Saya percaya bahagia itu kita yang ciptakan. No matter what they say, we made our happiness itself.
Tapi individu mana yang bisa lepas dari opini publik. Terlebih jika selama ini jika dia dikenal sebagai salah satu figur yang menjadi panutan bagi individu lainnya. Avoiding and ignoring will the hardest thing to do. Apalagi jika opini publik tersebut keluar untuk cerita kehidupan pribadinya.
Satu percakapan menarik keluar saat saya dan teman saya mengemukakan satu berita mencengangkan,
"Pak Bos ini katanya mau nikah lho, sama abg."
Ah, saya sih bisa bilang bodo amat kalau si Pak Bos yang dia bilang adalah figur lebih terkenal lainnya yang tidak saya kenal, dan bukannya Pak Bos yang saya kenal dan well.....i dore him a lot.
"Seriously?? he just got divorced last year, right?"
Oke. dan saya pun mengeluarkan opini publik lainnya. Dan percakapan kami selanjutnya terdengar seperti obrolan sampah antara ibu-ibu komplek yang sedang belanja sayur di depan pos ronda RT.
Tapi apalah arti percakapan saya dan teman saya itu. Bahagia itu toh mereka yang menciptakan. Walaupun konon katanya berita semacam itu sudah beredar di seantero gedung tempat kami bekerja. But who cares, if they're single and they feel fit to each other. Even it doesn't look the same in our eyes. Sorry, i mean in our mind.

■ **TUGAS A**
Apakah setiap pernyataan berikut sesuai dengan kutipan tentang bahagia dan opini publik? Jawab ya atau tidak, lalu kutip kata-kata penentunya dari kutipan itu. (i) Penulis percaya bahwa kebahagiaan diciptakan oleh diri kita sendiri. (ii) Kabar rencana pernikahan Pak Bos hanya diketahui oleh penulis dan temannya. (iii) Percakapan penulis dan temannya disamakan dengan obrolan ibu-ibu yang sedang belanja sayur.
■ **TUGAS B**
Teruskan kutipan tentang bahagia dan opini publik, mulai tepat setelah kalimat terakhirnya.

■ **KUMPULAN DATA**
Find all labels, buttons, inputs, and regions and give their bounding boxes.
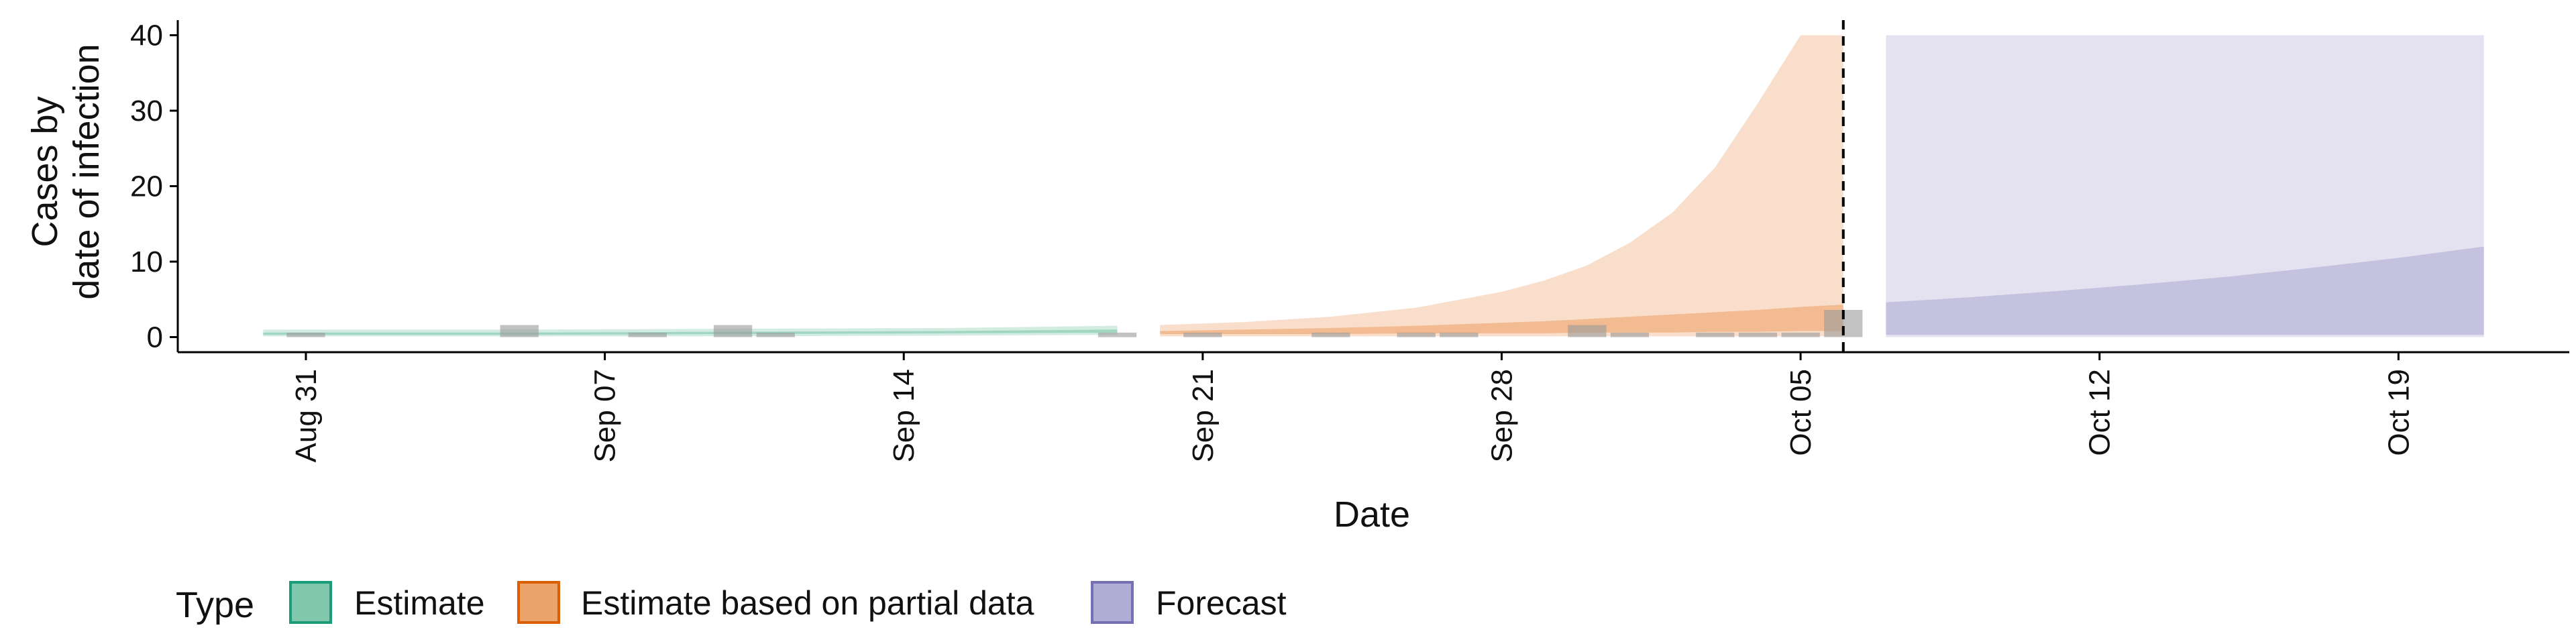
x-tick-label-oct-05: Oct 05 (1784, 369, 1817, 456)
legend-label-partial: Estimate based on partial data (581, 584, 1034, 622)
y-tick-label-20: 20 (130, 170, 163, 203)
bar-14 (1781, 332, 1820, 337)
legend-label-estimate: Estimate (354, 584, 485, 622)
bar-4 (756, 332, 795, 337)
x-tick-label-sep-07: Sep 07 (589, 369, 622, 462)
bar-5 (1097, 332, 1137, 337)
y-ticks: 0 10 20 30 40 (130, 19, 178, 354)
ribbon-outer-forecast (1886, 35, 2484, 337)
y-tick-label-40: 40 (130, 19, 163, 52)
bar-7 (1311, 332, 1350, 337)
x-tick-label-sep-28: Sep 28 (1486, 369, 1519, 462)
ribbon-outer-estimate-based-on-partial-data (1160, 35, 1843, 337)
bar-3 (713, 325, 753, 337)
ribbon-inner-estimate (263, 329, 1118, 335)
bar-13 (1738, 332, 1778, 337)
x-tick-label-sep-21: Sep 21 (1187, 369, 1220, 462)
y-tick-label-0: 0 (147, 321, 163, 354)
x-ticks: Aug 31 Sep 07 Sep 14 Sep 21 Sep 28 Oct 05 Oct … (290, 352, 2415, 462)
plot-area (263, 20, 2484, 352)
legend-key-partial (517, 581, 560, 624)
y-tick-label-30: 30 (130, 95, 163, 127)
x-axis-title: Date (1334, 494, 1410, 535)
ribbon-inner-forecast (1886, 246, 2484, 335)
bar-2 (628, 332, 667, 337)
bar-1 (500, 325, 539, 337)
bar-9 (1440, 332, 1479, 337)
axes: 0 10 20 30 40 Aug 31 Sep 07 Sep 14 Sep 21 Sep 28… (130, 19, 2569, 462)
x-tick-label-sep-14: Sep 14 (888, 369, 920, 462)
legend-key-estimate (289, 581, 332, 624)
bar-10 (1568, 325, 1607, 337)
bar-0 (286, 332, 325, 337)
y-axis-title-line-1: Cases by (25, 96, 65, 247)
x-tick-label-oct-12: Oct 12 (2084, 369, 2116, 456)
bar-11 (1610, 332, 1650, 337)
bars (286, 310, 1863, 337)
legend-key-forecast (1091, 581, 1134, 624)
legend-label-forecast: Forecast (1156, 584, 1287, 622)
ribbons (263, 35, 2484, 337)
x-tick-label-oct-19: Oct 19 (2382, 369, 2415, 456)
y-tick-label-10: 10 (130, 246, 163, 278)
bar-8 (1397, 332, 1436, 337)
y-axis-title-line-2: date of infection (66, 44, 107, 299)
legend-title: Type (176, 585, 254, 625)
bar-6 (1183, 332, 1222, 337)
ribbon-inner-estimate-based-on-partial-data (1160, 305, 1843, 334)
legend: Type Estimate Estimate based on partial … (176, 581, 1287, 625)
x-tick-label-aug-31: Aug 31 (290, 369, 323, 462)
bar-12 (1696, 332, 1735, 337)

■ **HASIL LATIHAN A**
(i) Ya: "Saya percaya bahagia itu kita yang ciptakan."
(ii) Tidak: "Walaupun konon katanya berita semacam itu sudah beredar di seantero gedung tempat kami bekerja."
(iii) Ya: "terdengar seperti obrolan sampah antara ibu-ibu komplek yang sedang belanja sayur di depan pos ronda RT."

■ **HASIL LATIHAN B**
Atau seperti bagaimana ketika di lain kesempatan saya dan teman saya yang lain memberi cerita,
"Dia mau married. Pemberkatannya kayaknya di gereja deket kawasan A"
Dan bertimpal dengan jawaban saya, "Sayang banget. Dia beneran murtad??"
Hahaha....who cares with what i thought, eh?
Ini negara yang merdeka dan kelewat demokratis. Ah, walaupun perintah agama tidak ada korelasinya dengan kedemokratisan suatu negara. Tapi lagi-lagi siapa yang peduli dengan seorang muslim yang tiba-tiba makan babi karena dia begitu ingin menikahi sang pujaan hati. Bahkan kedua orang tuanya pun mungkin tidak akan banyak bicara.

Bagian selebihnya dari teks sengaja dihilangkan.